* **Problem requirements**:
Tally the lines containing "Delay" and report the number alone.

[Excerpt from a dataset]
Begin
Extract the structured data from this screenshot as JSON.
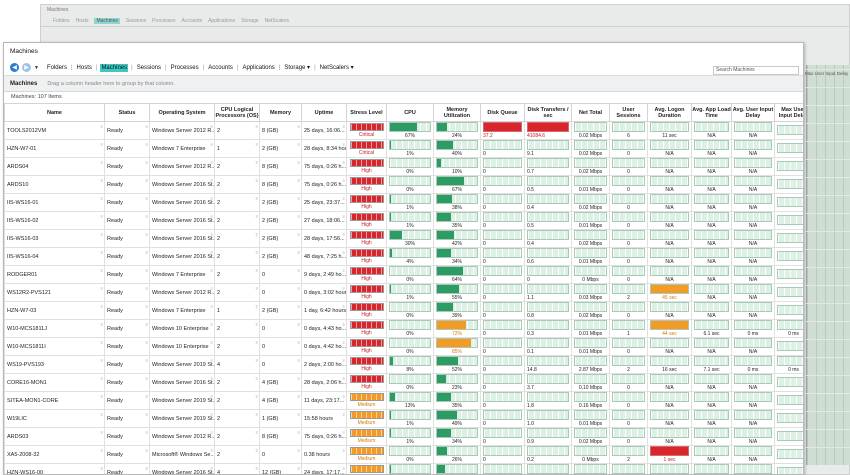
{
  "background_window": {
    "title": "Machines",
    "toolbar": [
      "Folders",
      "Hosts",
      "Machines",
      "Sessions",
      "Processes",
      "Accounts",
      "Applications",
      "Storage",
      "NetScalers"
    ],
    "extra_col": "Max User Input Delay"
  },
  "window": {
    "title": "Machines"
  },
  "toolbar": {
    "items": [
      "Folders",
      "Hosts",
      "Machines",
      "Sessions",
      "Processes",
      "Accounts",
      "Applications",
      "Storage",
      "NetScalers"
    ],
    "selected": "Machines",
    "storage_arrow": "▾",
    "netscalers_arrow": "▾"
  },
  "search": {
    "placeholder": "Search Machines"
  },
  "tab": {
    "label": "Machines",
    "hint": "Drag a column header here to group by that column."
  },
  "count": "Machines: 107 Items",
  "columns": {
    "name": "Name",
    "status": "Status",
    "os": "Operating System",
    "cpu_lp": "CPU Logical Processors (OS)",
    "memory": "Memory",
    "uptime": "Uptime",
    "stress": "Stress Level",
    "cpu": "CPU",
    "memutil": "Memory Utilization",
    "diskq": "Disk Queue",
    "disktr": "Disk Transfers / sec",
    "net": "Net Total",
    "sessions": "User Sessions",
    "logon": "Avg. Logon Duration",
    "appload": "Avg. App Load Time",
    "uid": "Avg. User Input Delay",
    "maxuid": "Max User Input Delay"
  },
  "colors": {
    "accent": "#3ec9c0",
    "critical": "#d9262c",
    "medium": "#f39b25",
    "spark": "#2c9b64"
  },
  "rows": [
    {
      "name": "TOOLS2012VM",
      "status": "Ready",
      "os": "Windows Server 2012 R...",
      "cpu": "2",
      "mem": "8 (GB)",
      "uptime": "25 days, 16:06...",
      "stress": "Critical",
      "sl": "c",
      "cpuv": "67%",
      "cpuf": 0.67,
      "memv": "24%",
      "memf": 0.24,
      "dq": "37.2",
      "dqred": true,
      "dt": "41084.6",
      "dtred": true,
      "net": "0.02 Mbps",
      "ses": "6",
      "logon": "11 sec",
      "logonred": false,
      "app": "N/A",
      "uid": "N/A",
      "maxuid": ""
    },
    {
      "name": "HZN-W7-01",
      "status": "Ready",
      "os": "Windows 7 Enterprise",
      "cpu": "1",
      "mem": "2 (GB)",
      "uptime": "28 days, 8:34 hours",
      "stress": "Critical",
      "sl": "c",
      "cpuv": "1%",
      "cpuf": 0.01,
      "memv": "40%",
      "memf": 0.4,
      "dq": "0",
      "dt": "9.1",
      "net": "0.02 Mbps",
      "ses": "0",
      "logon": "N/A",
      "app": "N/A",
      "uid": "N/A",
      "maxuid": ""
    },
    {
      "name": "ARDS04",
      "status": "Ready",
      "os": "Windows Server 2012 R...",
      "cpu": "2",
      "mem": "8 (GB)",
      "uptime": "75 days, 0:26 h...",
      "stress": "High",
      "sl": "h",
      "cpuv": "0%",
      "cpuf": 0.0,
      "memv": "10%",
      "memf": 0.1,
      "dq": "0",
      "dt": "0.7",
      "net": "0.02 Mbps",
      "ses": "0",
      "logon": "N/A",
      "app": "N/A",
      "uid": "N/A",
      "maxuid": ""
    },
    {
      "name": "ARDS10",
      "status": "Ready",
      "os": "Windows Server 2016 St...",
      "cpu": "2",
      "mem": "8 (GB)",
      "uptime": "75 days, 0:26 h...",
      "stress": "High",
      "sl": "h",
      "cpuv": "0%",
      "cpuf": 0.0,
      "memv": "67%",
      "memf": 0.67,
      "dq": "0",
      "dt": "0.5",
      "net": "0.01 Mbps",
      "ses": "0",
      "logon": "N/A",
      "app": "N/A",
      "uid": "N/A",
      "maxuid": ""
    },
    {
      "name": "IIS-WS16-01",
      "status": "Ready",
      "os": "Windows Server 2016 St...",
      "cpu": "2",
      "mem": "2 (GB)",
      "uptime": "25 days, 23:37...",
      "stress": "High",
      "sl": "h",
      "cpuv": "1%",
      "cpuf": 0.01,
      "memv": "38%",
      "memf": 0.38,
      "dq": "0",
      "dt": "0.4",
      "net": "0.02 Mbps",
      "ses": "0",
      "logon": "N/A",
      "app": "N/A",
      "uid": "N/A",
      "maxuid": ""
    },
    {
      "name": "IIS-WS16-02",
      "status": "Ready",
      "os": "Windows Server 2016 St...",
      "cpu": "2",
      "mem": "2 (GB)",
      "uptime": "27 days, 18:06...",
      "stress": "High",
      "sl": "h",
      "cpuv": "1%",
      "cpuf": 0.01,
      "memv": "35%",
      "memf": 0.35,
      "dq": "0",
      "dt": "0.5",
      "net": "0.01 Mbps",
      "ses": "0",
      "logon": "N/A",
      "app": "N/A",
      "uid": "N/A",
      "maxuid": ""
    },
    {
      "name": "IIS-WS16-03",
      "status": "Ready",
      "os": "Windows Server 2016 St...",
      "cpu": "2",
      "mem": "2 (GB)",
      "uptime": "28 days, 17:56...",
      "stress": "High",
      "sl": "h",
      "cpuv": "30%",
      "cpuf": 0.3,
      "memv": "42%",
      "memf": 0.42,
      "dq": "0",
      "dt": "0.4",
      "net": "0.02 Mbps",
      "ses": "0",
      "logon": "N/A",
      "app": "N/A",
      "uid": "N/A",
      "maxuid": ""
    },
    {
      "name": "IIS-WS16-04",
      "status": "Ready",
      "os": "Windows Server 2016 St...",
      "cpu": "2",
      "mem": "2 (GB)",
      "uptime": "48 days, 7:25 h...",
      "stress": "High",
      "sl": "h",
      "cpuv": "4%",
      "cpuf": 0.04,
      "memv": "34%",
      "memf": 0.34,
      "dq": "0",
      "dt": "0.6",
      "net": "0.01 Mbps",
      "ses": "0",
      "logon": "N/A",
      "app": "N/A",
      "uid": "N/A",
      "maxuid": ""
    },
    {
      "name": "RODGER01",
      "status": "Ready",
      "os": "Windows 7 Enterprise",
      "cpu": "2",
      "mem": "0",
      "uptime": "9 days, 2:49 ho...",
      "stress": "High",
      "sl": "h",
      "cpuv": "0%",
      "cpuf": 0.0,
      "memv": "64%",
      "memf": 0.64,
      "dq": "0",
      "dt": "0",
      "net": "0 Mbps",
      "ses": "0",
      "logon": "N/A",
      "app": "N/A",
      "uid": "N/A",
      "maxuid": ""
    },
    {
      "name": "WS12R2-PVS121",
      "status": "Ready",
      "os": "Windows Server 2012 R...",
      "cpu": "2",
      "mem": "0",
      "uptime": "0 days, 3:02 hours",
      "stress": "High",
      "sl": "h",
      "cpuv": "1%",
      "cpuf": 0.01,
      "memv": "55%",
      "memf": 0.55,
      "dq": "0",
      "dt": "1.1",
      "net": "0.03 Mbps",
      "ses": "2",
      "logon": "45 sec",
      "logonorange": true,
      "app": "N/A",
      "uid": "N/A",
      "maxuid": ""
    },
    {
      "name": "HZN-W7-03",
      "status": "Ready",
      "os": "Windows 7 Enterprise",
      "cpu": "1",
      "mem": "2 (GB)",
      "uptime": "1 day, 6:42 hours",
      "stress": "High",
      "sl": "h",
      "cpuv": "0%",
      "cpuf": 0.0,
      "memv": "39%",
      "memf": 0.39,
      "dq": "0",
      "dt": "0.8",
      "net": "0.02 Mbps",
      "ses": "0",
      "logon": "N/A",
      "app": "N/A",
      "uid": "N/A",
      "maxuid": ""
    },
    {
      "name": "W10-MCS1811J",
      "status": "Ready",
      "os": "Windows 10 Enterprise",
      "cpu": "2",
      "mem": "0",
      "uptime": "0 days, 4:43 ho...",
      "stress": "High",
      "sl": "h",
      "cpuv": "0%",
      "cpuf": 0.0,
      "memv": "72%",
      "memf": 0.72,
      "memorange": true,
      "dq": "0",
      "dt": "0.3",
      "net": "0.01 Mbps",
      "ses": "1",
      "logon": "44 sec",
      "logonorange": true,
      "app": "6.1 sec",
      "uid": "0 ms",
      "maxuid": "0 ms"
    },
    {
      "name": "W10-MCS1811I",
      "status": "Ready",
      "os": "Windows 10 Enterprise",
      "cpu": "2",
      "mem": "0",
      "uptime": "0 days, 4:42 ho...",
      "stress": "High",
      "sl": "h",
      "cpuv": "0%",
      "cpuf": 0.0,
      "memv": "85%",
      "memf": 0.85,
      "memorange": true,
      "dq": "0",
      "dt": "0.1",
      "net": "0.01 Mbps",
      "ses": "0",
      "logon": "N/A",
      "app": "N/A",
      "uid": "N/A",
      "maxuid": ""
    },
    {
      "name": "WS19-PVS193",
      "status": "Ready",
      "os": "Windows Server 2019 St...",
      "cpu": "4",
      "mem": "0",
      "uptime": "2 days, 2:00 ho...",
      "stress": "High",
      "sl": "h",
      "cpuv": "8%",
      "cpuf": 0.08,
      "memv": "52%",
      "memf": 0.52,
      "dq": "0",
      "dt": "14.8",
      "net": "2.87 Mbps",
      "ses": "2",
      "logon": "16 sec",
      "app": "7.1 sec",
      "uid": "0 ms",
      "maxuid": "0 ms"
    },
    {
      "name": "CORE16-MON1",
      "status": "Ready",
      "os": "Windows Server 2016 St...",
      "cpu": "2",
      "mem": "4 (GB)",
      "uptime": "28 days, 2:06 h...",
      "stress": "High",
      "sl": "h",
      "cpuv": "0%",
      "cpuf": 0.0,
      "memv": "23%",
      "memf": 0.23,
      "dq": "0",
      "dt": "3.7",
      "net": "0.10 Mbps",
      "ses": "0",
      "logon": "N/A",
      "app": "N/A",
      "uid": "N/A",
      "maxuid": ""
    },
    {
      "name": "SITEA-MON1-CORE",
      "status": "Ready",
      "os": "Windows Server 2019 St...",
      "cpu": "2",
      "mem": "4 (GB)",
      "uptime": "11 days, 23:17...",
      "stress": "Medium",
      "sl": "m",
      "cpuv": "13%",
      "cpuf": 0.13,
      "memv": "35%",
      "memf": 0.35,
      "dq": "0",
      "dt": "1.8",
      "net": "0.16 Mbps",
      "ses": "0",
      "logon": "N/A",
      "app": "N/A",
      "uid": "N/A",
      "maxuid": ""
    },
    {
      "name": "W19LIC",
      "status": "Ready",
      "os": "Windows Server 2019 St...",
      "cpu": "2",
      "mem": "1 (GB)",
      "uptime": "15:58 hours",
      "stress": "Medium",
      "sl": "m",
      "cpuv": "1%",
      "cpuf": 0.01,
      "memv": "49%",
      "memf": 0.49,
      "dq": "0",
      "dt": "1.0",
      "net": "0.01 Mbps",
      "ses": "0",
      "logon": "N/A",
      "app": "N/A",
      "uid": "N/A",
      "maxuid": ""
    },
    {
      "name": "ARDS03",
      "status": "Ready",
      "os": "Windows Server 2012 R...",
      "cpu": "2",
      "mem": "8 (GB)",
      "uptime": "75 days, 0:26 h...",
      "stress": "Medium",
      "sl": "m",
      "cpuv": "1%",
      "cpuf": 0.01,
      "memv": "34%",
      "memf": 0.34,
      "dq": "0",
      "dt": "0.9",
      "net": "0.02 Mbps",
      "ses": "0",
      "logon": "N/A",
      "app": "N/A",
      "uid": "N/A",
      "maxuid": ""
    },
    {
      "name": "XA5-2008-32",
      "status": "Ready",
      "os": "Microsoft® Windows Se...",
      "cpu": "2",
      "mem": "0",
      "uptime": "0.38 hours",
      "stress": "Medium",
      "sl": "m",
      "cpuv": "0%",
      "cpuf": 0.0,
      "memv": "26%",
      "memf": 0.26,
      "dq": "0",
      "dt": "0.2",
      "net": "0 Mbps",
      "ses": "2",
      "logon": "1 sec",
      "logonred": true,
      "app": "N/A",
      "uid": "N/A",
      "maxuid": ""
    },
    {
      "name": "HZN-WS16-00",
      "status": "Ready",
      "os": "Windows Server 2016 St...",
      "cpu": "4",
      "mem": "12 (GB)",
      "uptime": "24 days, 17:17...",
      "stress": "Medium",
      "sl": "m",
      "cpuv": "1%",
      "cpuf": 0.01,
      "memv": "20%",
      "memf": 0.2,
      "dq": "0",
      "dt": "1.2",
      "net": "0.02 Mbps",
      "ses": "0",
      "logon": "N/A",
      "app": "N/A",
      "uid": "N/A",
      "maxuid": ""
    }
  ]
}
End
* **Completed exercise**:
3